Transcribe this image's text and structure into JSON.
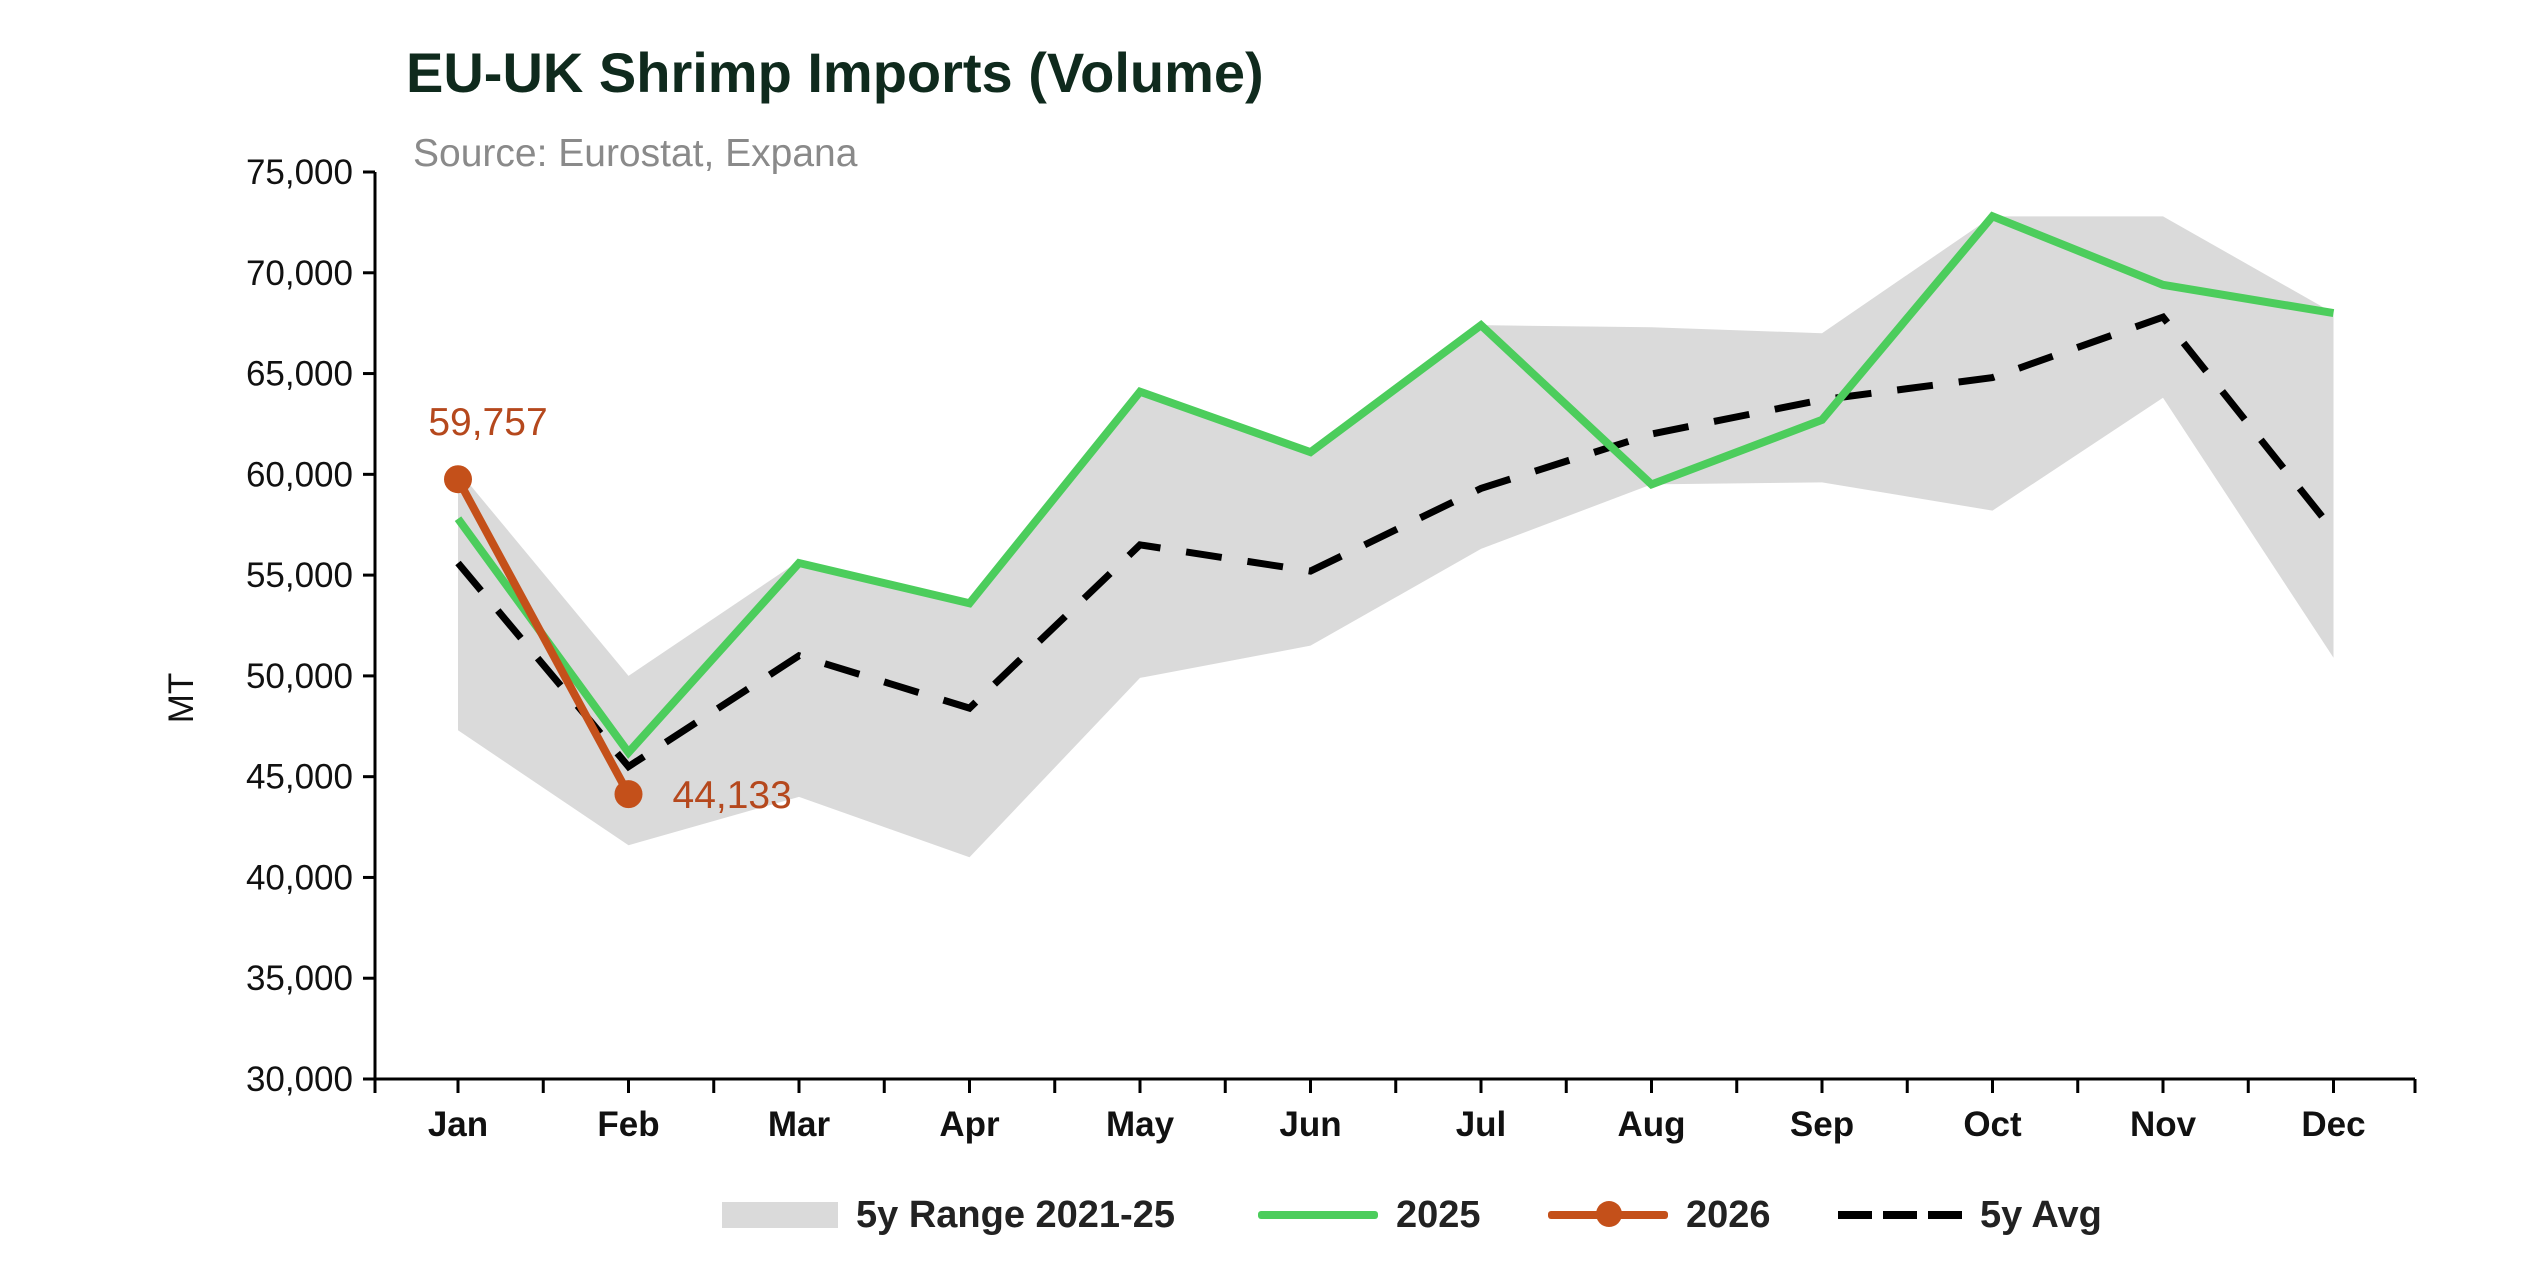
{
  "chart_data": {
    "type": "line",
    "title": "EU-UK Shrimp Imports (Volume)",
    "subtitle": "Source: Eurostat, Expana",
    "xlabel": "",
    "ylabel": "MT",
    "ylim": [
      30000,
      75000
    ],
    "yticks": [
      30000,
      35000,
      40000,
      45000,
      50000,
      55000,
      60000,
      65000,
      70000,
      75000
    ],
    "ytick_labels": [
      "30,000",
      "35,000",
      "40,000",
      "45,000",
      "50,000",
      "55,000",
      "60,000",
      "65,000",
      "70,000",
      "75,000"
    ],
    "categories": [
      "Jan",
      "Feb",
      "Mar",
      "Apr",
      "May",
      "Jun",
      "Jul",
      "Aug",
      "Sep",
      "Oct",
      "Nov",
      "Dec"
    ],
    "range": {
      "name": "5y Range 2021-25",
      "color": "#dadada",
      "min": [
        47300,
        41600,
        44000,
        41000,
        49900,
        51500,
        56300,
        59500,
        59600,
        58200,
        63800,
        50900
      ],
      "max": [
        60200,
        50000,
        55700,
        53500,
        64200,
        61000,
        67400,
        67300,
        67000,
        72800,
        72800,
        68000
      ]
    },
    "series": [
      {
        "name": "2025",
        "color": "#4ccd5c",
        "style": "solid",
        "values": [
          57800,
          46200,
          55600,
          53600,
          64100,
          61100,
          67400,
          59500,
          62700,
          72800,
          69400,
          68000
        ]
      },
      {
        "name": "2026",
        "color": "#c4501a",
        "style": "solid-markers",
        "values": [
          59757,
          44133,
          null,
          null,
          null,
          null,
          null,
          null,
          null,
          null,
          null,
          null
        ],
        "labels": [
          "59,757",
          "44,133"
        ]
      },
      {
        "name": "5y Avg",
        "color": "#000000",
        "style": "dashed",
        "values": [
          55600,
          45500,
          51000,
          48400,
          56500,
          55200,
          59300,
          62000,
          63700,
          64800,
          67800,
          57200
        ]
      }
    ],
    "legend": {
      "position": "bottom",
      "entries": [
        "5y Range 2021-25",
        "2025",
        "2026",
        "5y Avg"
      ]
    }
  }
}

Problem statement
Identify every line holding the word "name" and copy it out.

Answer to the task
      "name": "5y Range 2021-25",
        "name": "2025",
        "name": "2026",
        "name": "5y Avg",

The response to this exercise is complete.